◆ DIRECTIVE
Extract from the listing each line in which the word "Crews" appears.
- - - - -
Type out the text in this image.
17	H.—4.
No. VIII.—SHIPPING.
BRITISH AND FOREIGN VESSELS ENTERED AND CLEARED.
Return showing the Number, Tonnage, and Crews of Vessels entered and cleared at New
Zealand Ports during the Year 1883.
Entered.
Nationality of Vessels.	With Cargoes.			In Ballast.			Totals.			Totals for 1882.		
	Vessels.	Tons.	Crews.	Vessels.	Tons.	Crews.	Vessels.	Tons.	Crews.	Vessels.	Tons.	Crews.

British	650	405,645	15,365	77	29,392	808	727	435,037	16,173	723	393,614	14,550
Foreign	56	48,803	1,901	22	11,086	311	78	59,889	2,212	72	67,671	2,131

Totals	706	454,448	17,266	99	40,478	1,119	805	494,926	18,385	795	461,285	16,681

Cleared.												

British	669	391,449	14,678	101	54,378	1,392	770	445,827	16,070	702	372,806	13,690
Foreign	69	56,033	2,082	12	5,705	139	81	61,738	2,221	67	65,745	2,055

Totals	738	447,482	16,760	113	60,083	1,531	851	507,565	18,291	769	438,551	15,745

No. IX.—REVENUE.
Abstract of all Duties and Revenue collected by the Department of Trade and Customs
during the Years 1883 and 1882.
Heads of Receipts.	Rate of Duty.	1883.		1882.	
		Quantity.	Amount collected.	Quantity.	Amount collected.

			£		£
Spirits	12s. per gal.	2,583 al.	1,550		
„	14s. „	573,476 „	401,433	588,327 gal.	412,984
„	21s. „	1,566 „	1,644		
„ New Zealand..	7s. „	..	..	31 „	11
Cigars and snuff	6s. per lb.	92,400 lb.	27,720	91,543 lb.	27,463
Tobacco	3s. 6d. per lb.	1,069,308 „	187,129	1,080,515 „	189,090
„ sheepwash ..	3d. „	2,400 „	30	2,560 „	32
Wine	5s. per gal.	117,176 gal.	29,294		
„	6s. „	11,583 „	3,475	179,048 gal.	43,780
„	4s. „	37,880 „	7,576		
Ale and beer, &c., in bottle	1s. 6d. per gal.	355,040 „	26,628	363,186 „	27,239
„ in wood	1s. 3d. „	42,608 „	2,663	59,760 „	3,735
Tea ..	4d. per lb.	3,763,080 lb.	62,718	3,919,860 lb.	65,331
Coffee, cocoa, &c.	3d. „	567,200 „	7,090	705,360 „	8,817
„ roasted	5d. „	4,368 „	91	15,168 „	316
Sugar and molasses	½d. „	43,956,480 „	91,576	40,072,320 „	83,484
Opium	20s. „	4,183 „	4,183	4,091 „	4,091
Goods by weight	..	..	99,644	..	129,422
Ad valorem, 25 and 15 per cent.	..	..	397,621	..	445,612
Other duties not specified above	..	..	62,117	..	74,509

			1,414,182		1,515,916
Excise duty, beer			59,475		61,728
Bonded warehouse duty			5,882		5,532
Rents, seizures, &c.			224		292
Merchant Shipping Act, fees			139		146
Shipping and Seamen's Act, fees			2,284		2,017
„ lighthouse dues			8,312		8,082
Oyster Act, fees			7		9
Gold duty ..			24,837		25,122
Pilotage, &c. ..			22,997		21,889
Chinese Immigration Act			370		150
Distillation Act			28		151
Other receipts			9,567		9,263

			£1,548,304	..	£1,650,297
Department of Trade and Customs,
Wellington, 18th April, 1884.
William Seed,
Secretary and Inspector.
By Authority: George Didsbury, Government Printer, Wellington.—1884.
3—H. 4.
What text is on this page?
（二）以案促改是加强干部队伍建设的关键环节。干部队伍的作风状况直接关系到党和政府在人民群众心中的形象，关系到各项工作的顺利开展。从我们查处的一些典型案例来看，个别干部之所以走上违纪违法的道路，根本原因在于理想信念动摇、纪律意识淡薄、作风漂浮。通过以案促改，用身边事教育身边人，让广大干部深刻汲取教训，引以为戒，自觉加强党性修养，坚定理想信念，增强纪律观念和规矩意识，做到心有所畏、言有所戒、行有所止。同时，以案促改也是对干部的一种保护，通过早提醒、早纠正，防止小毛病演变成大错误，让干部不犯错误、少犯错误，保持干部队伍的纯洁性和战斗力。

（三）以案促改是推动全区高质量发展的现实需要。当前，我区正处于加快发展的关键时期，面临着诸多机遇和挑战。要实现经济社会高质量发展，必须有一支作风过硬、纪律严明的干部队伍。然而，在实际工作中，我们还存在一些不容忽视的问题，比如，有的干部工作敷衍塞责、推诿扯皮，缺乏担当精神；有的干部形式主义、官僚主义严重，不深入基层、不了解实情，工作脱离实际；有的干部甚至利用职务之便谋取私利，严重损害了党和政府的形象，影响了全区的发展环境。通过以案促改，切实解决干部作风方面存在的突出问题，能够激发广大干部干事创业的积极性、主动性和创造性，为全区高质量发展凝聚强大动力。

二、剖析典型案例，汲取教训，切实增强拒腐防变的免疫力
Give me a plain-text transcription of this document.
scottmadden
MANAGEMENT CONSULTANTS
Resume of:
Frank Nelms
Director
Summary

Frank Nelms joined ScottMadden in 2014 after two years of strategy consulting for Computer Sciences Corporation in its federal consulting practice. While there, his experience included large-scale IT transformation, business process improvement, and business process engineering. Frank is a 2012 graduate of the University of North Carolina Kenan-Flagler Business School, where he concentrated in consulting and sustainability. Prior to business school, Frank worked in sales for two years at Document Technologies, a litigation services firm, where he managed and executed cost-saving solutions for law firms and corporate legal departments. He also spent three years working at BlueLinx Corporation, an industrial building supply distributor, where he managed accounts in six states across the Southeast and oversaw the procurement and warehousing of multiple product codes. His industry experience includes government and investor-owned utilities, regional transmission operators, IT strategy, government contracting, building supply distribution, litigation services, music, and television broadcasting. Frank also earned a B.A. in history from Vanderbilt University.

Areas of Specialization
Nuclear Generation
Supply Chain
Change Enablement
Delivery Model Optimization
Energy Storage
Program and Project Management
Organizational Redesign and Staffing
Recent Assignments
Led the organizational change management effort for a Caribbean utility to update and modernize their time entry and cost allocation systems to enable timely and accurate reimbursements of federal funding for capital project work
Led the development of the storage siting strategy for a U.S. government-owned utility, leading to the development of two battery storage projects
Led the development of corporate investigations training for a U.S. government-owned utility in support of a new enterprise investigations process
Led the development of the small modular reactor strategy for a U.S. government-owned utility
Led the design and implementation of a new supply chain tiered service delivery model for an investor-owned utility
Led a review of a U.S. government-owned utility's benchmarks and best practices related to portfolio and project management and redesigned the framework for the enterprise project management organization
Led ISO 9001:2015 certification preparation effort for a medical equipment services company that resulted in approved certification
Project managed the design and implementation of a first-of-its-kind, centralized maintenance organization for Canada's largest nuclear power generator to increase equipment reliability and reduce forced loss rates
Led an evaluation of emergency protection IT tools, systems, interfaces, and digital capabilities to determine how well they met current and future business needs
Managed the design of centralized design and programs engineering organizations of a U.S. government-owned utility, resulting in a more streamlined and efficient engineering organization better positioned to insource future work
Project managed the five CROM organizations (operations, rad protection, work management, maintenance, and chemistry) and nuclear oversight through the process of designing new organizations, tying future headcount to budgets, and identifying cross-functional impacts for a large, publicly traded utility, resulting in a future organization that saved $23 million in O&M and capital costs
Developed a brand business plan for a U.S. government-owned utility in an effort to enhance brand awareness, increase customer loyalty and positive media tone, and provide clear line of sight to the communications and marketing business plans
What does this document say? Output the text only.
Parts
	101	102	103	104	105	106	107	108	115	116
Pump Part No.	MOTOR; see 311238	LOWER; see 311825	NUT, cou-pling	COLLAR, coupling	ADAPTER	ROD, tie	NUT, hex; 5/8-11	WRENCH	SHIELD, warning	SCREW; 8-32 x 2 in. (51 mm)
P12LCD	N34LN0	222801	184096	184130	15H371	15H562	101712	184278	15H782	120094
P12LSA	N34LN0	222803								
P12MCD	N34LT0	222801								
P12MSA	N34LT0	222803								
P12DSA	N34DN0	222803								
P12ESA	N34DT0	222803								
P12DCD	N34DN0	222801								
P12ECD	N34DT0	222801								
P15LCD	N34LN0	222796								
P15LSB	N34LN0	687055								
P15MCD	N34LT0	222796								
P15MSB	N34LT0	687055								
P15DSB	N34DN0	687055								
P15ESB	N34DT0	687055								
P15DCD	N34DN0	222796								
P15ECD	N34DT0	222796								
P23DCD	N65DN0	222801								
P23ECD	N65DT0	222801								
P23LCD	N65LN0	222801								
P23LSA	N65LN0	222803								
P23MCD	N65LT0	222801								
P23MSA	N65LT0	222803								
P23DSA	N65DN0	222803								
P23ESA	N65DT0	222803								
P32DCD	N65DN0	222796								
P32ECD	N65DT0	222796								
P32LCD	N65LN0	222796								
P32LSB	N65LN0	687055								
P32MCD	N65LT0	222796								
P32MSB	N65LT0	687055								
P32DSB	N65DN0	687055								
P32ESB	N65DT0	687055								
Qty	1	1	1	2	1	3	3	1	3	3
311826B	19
- - - - -
◆ SOLUTION FOR THIS PROBLEM
Return showing the Number, Tonnage, and Crews of Vessels entered and cleared at New
	Vessels.	Tons.	Crews.	Vessels.	Tons.	Crews.	Vessels.	Tons.	Crews.	Vessels.	Tons.	Crews.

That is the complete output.